## Provided data
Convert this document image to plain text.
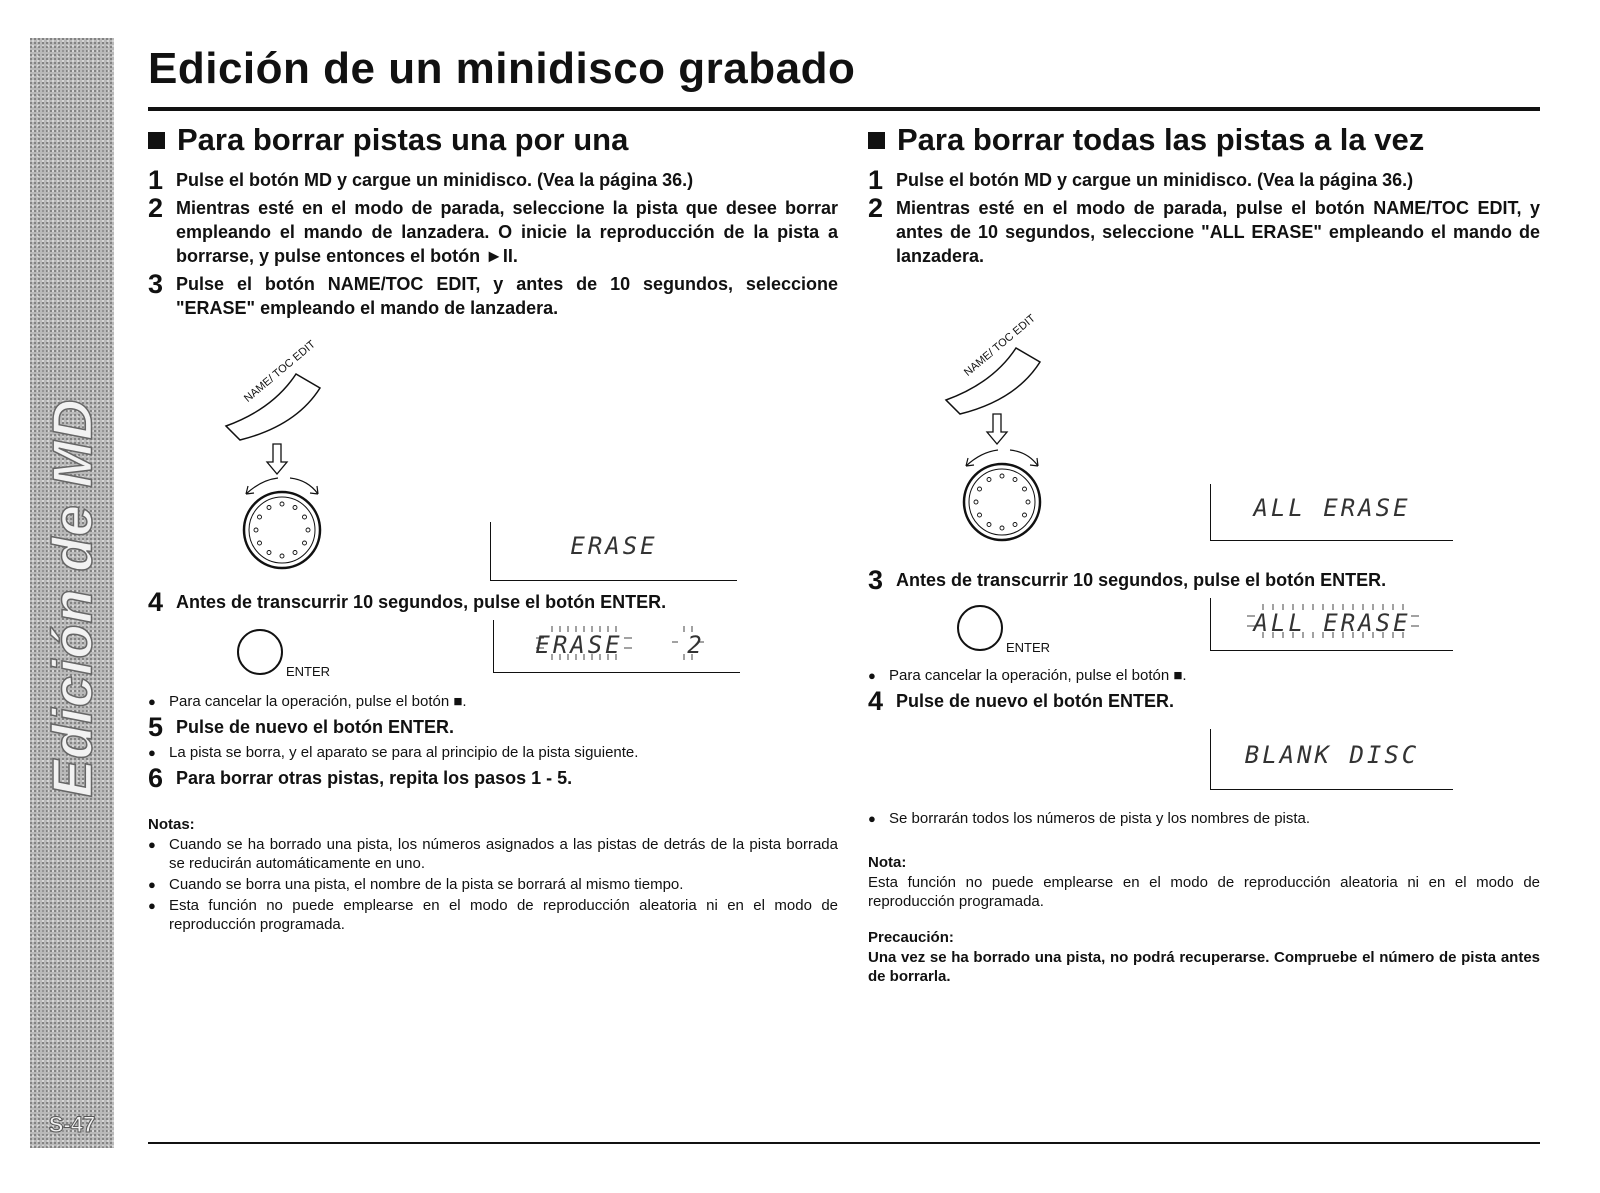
Edición de MD
S-47
Edición de un minidisco grabado
Para borrar pistas una por una
1 Pulse el botón MD y cargue un minidisco. (Vea la página 36.)
2 Mientras esté en el modo de parada, seleccione la pista que desee borrar empleando el mando de lanzadera. O inicie la reproducción de la pista a borrarse, y pulse entonces el botón ►II.
3 Pulse el botón NAME/TOC EDIT, y antes de 10 segundos, seleccione "ERASE" empleando el mando de lanzadera.
NAME/ TOC EDIT
ERASE
4 Antes de transcurrir 10 segundos, pulse el botón ENTER.
ENTER
ERASE	2
● Para cancelar la operación, pulse el botón ■.
5 Pulse de nuevo el botón ENTER.
● La pista se borra, y el aparato se para al principio de la pista siguiente.
6 Para borrar otras pistas, repita los pasos 1 - 5.
Notas:
● Cuando se ha borrado una pista, los números asignados a las pistas de detrás de la pista borrada se reducirán automáticamente en uno.
● Cuando se borra una pista, el nombre de la pista se borrará al mismo tiempo.
● Esta función no puede emplearse en el modo de reproducción aleatoria ni en el modo de reproducción programada.
Para borrar todas las pistas a la vez
1 Pulse el botón MD y cargue un minidisco. (Vea la página 36.)
2 Mientras esté en el modo de parada, pulse el botón NAME/TOC EDIT, y antes de 10 segundos, seleccione "ALL ERASE" empleando el mando de lanzadera.
NAME/ TOC EDIT
ALL ERASE
3 Antes de transcurrir 10 segundos, pulse el botón ENTER.
ENTER
ALL ERASE
● Para cancelar la operación, pulse el botón ■.
4 Pulse de nuevo el botón ENTER.
BLANK DISC
● Se borrarán todos los números de pista y los nombres de pista.
Nota:
Esta función no puede emplearse en el modo de reproducción aleatoria ni en el modo de reproducción programada.
Precaución:
Una vez se ha borrado una pista, no podrá recuperarse. Compruebe el número de pista antes de borrarla.
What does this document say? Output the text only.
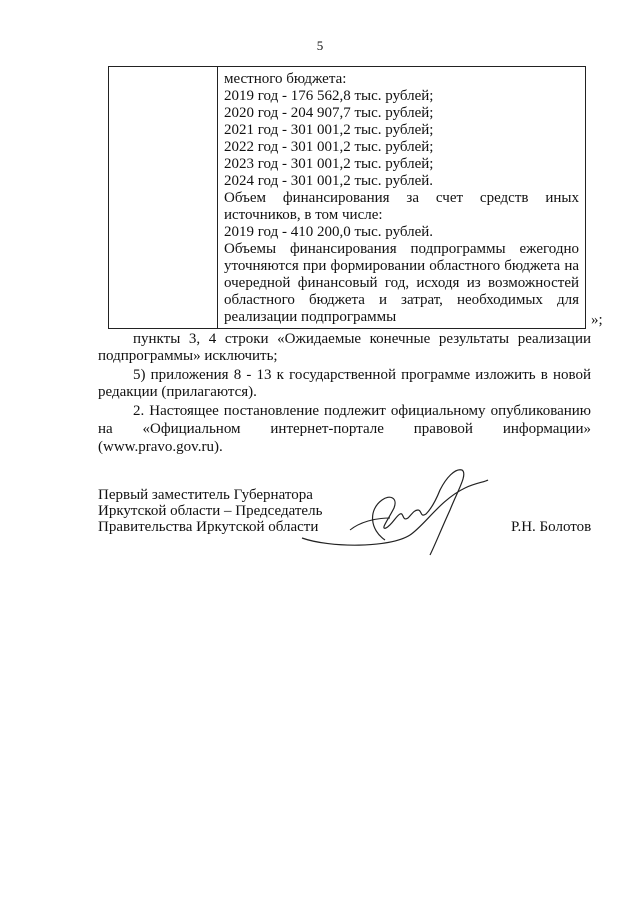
5

местного бюджета:
2019 год - 176 562,8 тыс. рублей;
2020 год - 204 907,7 тыс. рублей;
2021 год - 301 001,2 тыс. рублей;
2022 год - 301 001,2 тыс. рублей;
2023 год - 301 001,2 тыс. рублей;
2024 год - 301 001,2 тыс. рублей.
Объем финансирования за счет средств иных
источников, в том числе:
2019 год - 410 200,0 тыс. рублей.
Объемы финансирования подпрограммы ежегодно
уточняются при формировании областного бюджета на
очередной финансовый год, исходя из возможностей
областного бюджета и затрат, необходимых для
реализации подпрограммы	»;
пункты 3, 4 строки «Ожидаемые конечные результаты реализации
подпрограммы» исключить;
5) приложения 8 - 13 к государственной программе изложить в новой
редакции (прилагаются).
2. Настоящее постановление подлежит официальному опубликованию
на «Официальном интернет-портале правовой информации»
(www.pravo.gov.ru).
Первый заместитель Губернатора
Иркутской области – Председатель
Правительства Иркутской области	Р.Н. Болотов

## Set exercise
Copy each line that contains the word "modo".

## Response
2 Mientras esté en el modo de parada, seleccione la pista que desee borrar empleando el mando de lanzadera. O inicie la reproducción de la pista a borrarse, y pulse entonces el botón ►II.
● Esta función no puede emplearse en el modo de reproducción aleatoria ni en el modo de reproducción programada.
2 Mientras esté en el modo de parada, pulse el botón NAME/TOC EDIT, y antes de 10 segundos, seleccione "ALL ERASE" empleando el mando de lanzadera.
Esta función no puede emplearse en el modo de reproducción aleatoria ni en el modo de reproducción programada.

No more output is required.